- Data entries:

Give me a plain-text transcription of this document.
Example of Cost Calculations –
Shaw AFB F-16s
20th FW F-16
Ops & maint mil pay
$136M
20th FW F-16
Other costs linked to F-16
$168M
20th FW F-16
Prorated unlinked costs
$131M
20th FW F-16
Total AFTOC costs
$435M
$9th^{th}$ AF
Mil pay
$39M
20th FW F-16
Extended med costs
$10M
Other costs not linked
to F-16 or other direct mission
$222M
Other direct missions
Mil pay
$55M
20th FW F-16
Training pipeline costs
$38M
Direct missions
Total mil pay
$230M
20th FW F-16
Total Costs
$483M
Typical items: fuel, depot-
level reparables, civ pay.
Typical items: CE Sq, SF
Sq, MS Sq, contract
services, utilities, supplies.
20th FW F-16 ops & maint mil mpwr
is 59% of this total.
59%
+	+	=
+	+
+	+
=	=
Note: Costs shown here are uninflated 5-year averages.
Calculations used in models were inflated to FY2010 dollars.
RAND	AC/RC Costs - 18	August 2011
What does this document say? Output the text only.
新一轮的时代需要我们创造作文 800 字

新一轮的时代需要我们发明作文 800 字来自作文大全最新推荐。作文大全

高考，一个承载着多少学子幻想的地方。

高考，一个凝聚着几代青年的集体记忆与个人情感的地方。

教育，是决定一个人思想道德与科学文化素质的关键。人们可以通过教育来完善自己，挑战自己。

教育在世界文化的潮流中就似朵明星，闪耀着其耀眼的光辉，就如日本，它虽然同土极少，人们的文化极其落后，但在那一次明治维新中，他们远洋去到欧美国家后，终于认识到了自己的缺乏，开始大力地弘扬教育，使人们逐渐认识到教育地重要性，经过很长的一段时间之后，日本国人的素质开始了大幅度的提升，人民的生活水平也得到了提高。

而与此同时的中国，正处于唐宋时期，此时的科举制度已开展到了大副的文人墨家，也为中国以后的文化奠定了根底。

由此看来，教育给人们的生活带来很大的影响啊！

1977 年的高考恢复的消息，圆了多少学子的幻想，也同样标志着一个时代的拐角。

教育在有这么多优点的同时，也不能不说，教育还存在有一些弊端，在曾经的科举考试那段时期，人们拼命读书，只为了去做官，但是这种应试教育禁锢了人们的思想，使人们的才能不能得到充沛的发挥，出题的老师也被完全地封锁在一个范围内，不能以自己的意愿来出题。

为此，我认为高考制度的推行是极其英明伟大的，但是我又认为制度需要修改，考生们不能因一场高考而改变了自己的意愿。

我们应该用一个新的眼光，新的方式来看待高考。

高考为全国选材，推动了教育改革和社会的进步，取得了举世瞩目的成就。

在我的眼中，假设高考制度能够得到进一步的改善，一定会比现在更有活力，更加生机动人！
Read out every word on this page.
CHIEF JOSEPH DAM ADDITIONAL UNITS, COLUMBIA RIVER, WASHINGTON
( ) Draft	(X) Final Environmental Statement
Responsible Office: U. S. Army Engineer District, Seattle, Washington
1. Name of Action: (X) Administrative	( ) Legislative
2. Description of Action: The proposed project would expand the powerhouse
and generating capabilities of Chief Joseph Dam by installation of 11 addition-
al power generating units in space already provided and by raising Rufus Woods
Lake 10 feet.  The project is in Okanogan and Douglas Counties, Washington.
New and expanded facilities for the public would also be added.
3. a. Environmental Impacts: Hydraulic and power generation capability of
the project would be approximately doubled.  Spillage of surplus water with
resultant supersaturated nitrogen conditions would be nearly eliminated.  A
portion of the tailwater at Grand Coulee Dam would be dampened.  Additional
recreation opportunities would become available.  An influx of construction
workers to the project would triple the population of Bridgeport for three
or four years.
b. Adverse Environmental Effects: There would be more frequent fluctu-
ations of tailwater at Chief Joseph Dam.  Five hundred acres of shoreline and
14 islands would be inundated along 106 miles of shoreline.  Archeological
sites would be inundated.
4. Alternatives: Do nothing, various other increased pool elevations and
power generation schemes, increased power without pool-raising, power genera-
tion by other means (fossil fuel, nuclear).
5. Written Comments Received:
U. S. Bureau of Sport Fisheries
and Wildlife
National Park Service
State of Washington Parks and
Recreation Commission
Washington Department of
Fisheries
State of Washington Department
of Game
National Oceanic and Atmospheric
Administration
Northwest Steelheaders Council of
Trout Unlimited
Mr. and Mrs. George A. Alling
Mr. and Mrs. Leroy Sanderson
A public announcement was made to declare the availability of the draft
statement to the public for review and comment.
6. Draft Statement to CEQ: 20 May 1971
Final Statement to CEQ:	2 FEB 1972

- WHAT IS BEING ASKED:
Collect the lines of the data that carry the word "public".

- SOLUTION FOR THIS TASK:
New and expanded facilities for the public would also be added.
A public announcement was made to declare the availability of the draft
statement to the public for review and comment.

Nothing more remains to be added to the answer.